**EXERCISE DESCRIPTION:** Return each line holding the string "JSON".
Start of MATERIALS PROVIDED
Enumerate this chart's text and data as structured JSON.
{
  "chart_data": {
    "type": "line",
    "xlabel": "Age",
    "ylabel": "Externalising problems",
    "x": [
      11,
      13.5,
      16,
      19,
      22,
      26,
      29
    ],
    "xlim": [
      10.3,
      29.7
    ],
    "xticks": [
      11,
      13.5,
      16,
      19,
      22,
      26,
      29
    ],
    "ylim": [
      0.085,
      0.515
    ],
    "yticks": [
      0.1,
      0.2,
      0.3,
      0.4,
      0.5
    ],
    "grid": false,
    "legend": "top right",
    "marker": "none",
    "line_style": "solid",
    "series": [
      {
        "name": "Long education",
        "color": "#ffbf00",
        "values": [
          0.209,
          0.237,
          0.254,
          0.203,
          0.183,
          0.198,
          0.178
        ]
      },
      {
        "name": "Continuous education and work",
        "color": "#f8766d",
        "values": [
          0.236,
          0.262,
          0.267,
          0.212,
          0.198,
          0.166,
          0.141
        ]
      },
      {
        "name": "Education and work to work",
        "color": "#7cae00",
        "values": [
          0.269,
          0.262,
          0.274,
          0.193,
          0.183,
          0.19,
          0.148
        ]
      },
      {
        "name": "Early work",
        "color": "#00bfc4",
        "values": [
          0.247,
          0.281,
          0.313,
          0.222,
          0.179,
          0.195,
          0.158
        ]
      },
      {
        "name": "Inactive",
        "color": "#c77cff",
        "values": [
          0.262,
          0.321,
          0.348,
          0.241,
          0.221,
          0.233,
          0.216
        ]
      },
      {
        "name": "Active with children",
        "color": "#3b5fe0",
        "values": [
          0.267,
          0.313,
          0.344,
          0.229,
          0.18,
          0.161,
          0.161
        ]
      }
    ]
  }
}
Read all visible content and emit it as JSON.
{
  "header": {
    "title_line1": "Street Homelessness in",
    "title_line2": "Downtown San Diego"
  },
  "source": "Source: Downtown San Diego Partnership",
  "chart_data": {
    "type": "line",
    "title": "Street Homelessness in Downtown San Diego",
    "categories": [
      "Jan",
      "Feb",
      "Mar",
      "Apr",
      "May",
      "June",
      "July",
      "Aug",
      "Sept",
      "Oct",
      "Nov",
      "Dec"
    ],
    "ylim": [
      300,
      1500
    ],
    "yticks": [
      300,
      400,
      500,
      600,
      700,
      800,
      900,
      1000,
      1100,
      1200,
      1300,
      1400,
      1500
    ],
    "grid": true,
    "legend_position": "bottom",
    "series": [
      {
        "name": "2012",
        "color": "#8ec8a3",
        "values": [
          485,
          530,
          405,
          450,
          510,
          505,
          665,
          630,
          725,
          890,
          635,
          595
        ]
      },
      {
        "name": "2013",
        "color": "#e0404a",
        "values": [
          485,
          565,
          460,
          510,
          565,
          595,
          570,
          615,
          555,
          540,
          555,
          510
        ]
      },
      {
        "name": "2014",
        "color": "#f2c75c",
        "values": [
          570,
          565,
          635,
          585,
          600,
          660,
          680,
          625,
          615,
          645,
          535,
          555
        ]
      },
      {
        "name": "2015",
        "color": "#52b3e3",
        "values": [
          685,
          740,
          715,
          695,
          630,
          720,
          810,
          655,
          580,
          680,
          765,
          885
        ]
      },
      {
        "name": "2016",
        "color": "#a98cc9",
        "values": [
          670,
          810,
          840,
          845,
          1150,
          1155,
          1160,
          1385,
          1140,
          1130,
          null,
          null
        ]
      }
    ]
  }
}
End of MATERIALS PROVIDED
**RESULT FOR THIS TASK:**
Enumerate this chart's text and data as structured JSON.
Read all visible content and emit it as JSON.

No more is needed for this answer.